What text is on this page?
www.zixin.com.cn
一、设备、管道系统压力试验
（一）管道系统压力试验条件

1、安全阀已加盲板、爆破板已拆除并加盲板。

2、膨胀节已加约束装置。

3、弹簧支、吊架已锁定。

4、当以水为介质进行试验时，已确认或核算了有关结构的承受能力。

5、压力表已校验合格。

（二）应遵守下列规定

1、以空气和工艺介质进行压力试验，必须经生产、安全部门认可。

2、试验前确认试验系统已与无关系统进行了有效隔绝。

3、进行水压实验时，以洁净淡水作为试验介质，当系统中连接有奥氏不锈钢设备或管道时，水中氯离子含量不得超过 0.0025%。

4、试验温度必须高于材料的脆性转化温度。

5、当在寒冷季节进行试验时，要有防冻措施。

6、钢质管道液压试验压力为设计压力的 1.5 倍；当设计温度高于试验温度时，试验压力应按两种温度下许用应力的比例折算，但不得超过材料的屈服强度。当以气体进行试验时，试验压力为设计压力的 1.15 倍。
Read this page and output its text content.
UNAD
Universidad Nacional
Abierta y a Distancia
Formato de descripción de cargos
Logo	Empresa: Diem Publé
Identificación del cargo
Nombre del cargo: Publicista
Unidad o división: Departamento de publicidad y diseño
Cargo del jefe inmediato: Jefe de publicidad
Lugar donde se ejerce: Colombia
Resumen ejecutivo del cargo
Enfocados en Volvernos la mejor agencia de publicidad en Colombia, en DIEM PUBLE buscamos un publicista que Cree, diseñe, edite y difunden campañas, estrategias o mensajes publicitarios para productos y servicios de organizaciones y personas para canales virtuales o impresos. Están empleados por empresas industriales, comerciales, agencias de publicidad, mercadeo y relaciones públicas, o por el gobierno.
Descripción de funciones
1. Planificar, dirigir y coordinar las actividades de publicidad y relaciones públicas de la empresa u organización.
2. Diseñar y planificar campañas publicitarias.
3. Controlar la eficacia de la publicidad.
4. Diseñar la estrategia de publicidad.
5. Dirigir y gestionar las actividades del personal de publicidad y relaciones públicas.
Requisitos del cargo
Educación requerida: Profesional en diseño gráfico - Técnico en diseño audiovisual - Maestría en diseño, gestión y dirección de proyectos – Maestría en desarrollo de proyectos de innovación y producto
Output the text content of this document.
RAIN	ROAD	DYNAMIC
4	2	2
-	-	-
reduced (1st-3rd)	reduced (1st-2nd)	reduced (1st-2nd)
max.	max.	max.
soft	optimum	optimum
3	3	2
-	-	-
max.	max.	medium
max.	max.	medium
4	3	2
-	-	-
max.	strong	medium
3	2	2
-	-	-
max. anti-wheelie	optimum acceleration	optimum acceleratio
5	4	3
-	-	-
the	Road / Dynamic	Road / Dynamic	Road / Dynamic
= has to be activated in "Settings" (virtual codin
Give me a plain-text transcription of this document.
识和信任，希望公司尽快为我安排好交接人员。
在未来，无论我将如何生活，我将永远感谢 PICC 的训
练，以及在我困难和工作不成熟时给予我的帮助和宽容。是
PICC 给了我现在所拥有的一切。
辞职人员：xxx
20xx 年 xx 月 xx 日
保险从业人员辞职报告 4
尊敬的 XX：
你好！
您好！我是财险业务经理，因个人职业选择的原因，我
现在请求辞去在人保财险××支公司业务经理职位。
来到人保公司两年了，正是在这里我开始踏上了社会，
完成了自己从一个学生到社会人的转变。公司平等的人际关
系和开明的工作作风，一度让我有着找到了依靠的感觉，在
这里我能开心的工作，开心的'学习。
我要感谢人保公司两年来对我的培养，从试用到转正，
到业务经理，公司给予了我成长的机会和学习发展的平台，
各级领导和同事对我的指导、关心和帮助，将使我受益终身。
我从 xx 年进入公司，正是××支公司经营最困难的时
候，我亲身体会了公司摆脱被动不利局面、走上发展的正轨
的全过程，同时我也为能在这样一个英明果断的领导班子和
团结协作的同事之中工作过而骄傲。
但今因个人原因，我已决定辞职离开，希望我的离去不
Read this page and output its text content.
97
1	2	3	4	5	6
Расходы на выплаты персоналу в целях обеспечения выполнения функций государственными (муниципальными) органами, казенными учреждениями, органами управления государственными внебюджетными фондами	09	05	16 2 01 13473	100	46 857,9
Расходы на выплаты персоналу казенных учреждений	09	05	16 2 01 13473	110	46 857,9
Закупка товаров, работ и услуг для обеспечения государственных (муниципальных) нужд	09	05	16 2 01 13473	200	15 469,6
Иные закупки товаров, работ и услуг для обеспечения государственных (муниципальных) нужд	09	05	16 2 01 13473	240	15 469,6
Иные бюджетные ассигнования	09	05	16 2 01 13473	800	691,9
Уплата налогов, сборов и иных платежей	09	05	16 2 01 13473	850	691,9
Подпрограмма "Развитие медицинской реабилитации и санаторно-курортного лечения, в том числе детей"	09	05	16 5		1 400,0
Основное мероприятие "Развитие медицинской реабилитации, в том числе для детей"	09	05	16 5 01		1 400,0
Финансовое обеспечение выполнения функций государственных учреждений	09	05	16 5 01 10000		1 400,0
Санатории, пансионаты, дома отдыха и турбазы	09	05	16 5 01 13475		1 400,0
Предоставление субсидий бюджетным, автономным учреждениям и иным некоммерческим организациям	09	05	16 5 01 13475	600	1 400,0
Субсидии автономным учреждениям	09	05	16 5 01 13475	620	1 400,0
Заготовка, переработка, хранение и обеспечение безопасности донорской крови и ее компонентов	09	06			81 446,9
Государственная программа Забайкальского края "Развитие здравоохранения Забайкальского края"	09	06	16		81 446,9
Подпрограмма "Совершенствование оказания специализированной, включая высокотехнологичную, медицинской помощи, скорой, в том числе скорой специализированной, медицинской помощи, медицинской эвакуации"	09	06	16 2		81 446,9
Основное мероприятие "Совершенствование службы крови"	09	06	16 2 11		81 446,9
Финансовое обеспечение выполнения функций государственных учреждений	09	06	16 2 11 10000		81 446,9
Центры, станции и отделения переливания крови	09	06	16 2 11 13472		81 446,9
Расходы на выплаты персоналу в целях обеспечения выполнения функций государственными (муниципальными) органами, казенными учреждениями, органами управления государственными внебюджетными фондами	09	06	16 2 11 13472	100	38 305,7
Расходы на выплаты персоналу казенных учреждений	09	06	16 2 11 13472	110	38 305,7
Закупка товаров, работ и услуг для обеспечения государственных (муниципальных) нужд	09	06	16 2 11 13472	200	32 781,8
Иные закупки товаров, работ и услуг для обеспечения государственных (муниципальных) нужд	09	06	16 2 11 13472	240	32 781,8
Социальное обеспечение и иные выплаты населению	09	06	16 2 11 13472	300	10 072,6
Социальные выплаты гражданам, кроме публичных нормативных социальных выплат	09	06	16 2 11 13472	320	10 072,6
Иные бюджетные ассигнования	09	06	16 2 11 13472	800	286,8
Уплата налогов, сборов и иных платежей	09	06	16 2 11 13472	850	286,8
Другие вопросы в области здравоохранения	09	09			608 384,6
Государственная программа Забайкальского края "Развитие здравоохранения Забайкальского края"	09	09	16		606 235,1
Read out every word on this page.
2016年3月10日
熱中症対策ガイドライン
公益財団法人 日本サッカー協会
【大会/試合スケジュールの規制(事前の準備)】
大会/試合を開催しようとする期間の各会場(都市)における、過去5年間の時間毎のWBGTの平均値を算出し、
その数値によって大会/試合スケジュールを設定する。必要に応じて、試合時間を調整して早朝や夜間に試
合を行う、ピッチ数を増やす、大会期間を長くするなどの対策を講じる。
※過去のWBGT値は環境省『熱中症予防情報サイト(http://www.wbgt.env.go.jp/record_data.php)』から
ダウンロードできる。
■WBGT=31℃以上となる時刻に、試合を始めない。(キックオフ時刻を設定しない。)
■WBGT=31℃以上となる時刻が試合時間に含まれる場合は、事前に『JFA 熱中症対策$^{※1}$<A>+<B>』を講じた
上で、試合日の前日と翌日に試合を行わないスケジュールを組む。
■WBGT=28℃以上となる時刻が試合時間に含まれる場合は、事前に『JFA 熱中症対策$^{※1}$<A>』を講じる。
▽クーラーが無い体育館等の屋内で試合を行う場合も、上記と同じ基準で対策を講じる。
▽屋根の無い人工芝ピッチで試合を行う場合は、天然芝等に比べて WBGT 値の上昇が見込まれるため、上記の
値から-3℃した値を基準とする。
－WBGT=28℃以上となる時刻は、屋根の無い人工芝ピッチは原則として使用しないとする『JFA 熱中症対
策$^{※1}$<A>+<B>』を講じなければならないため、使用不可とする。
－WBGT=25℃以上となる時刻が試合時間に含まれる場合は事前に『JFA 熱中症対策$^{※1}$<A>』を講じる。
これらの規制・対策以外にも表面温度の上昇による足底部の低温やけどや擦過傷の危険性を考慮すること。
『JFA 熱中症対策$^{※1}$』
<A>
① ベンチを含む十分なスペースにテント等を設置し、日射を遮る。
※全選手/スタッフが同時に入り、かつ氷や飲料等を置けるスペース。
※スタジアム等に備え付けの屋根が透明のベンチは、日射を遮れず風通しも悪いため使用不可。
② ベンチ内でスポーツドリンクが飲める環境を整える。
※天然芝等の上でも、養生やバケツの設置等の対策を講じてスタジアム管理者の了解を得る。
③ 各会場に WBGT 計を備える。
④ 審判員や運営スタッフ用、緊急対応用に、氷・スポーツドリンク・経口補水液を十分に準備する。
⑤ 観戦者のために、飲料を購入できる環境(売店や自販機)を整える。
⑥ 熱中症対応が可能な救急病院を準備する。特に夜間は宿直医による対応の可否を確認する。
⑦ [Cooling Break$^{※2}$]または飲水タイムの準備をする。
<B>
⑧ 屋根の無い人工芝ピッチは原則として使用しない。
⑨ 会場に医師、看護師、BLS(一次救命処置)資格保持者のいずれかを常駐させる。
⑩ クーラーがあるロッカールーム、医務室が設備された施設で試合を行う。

===============

Check each line of the records for the word "ассигнования" and extract those that contain it.

Иные бюджетные ассигнования	09	05	16 2 01 13473	800	691,9
Иные бюджетные ассигнования	09	06	16 2 11 13472	800	286,8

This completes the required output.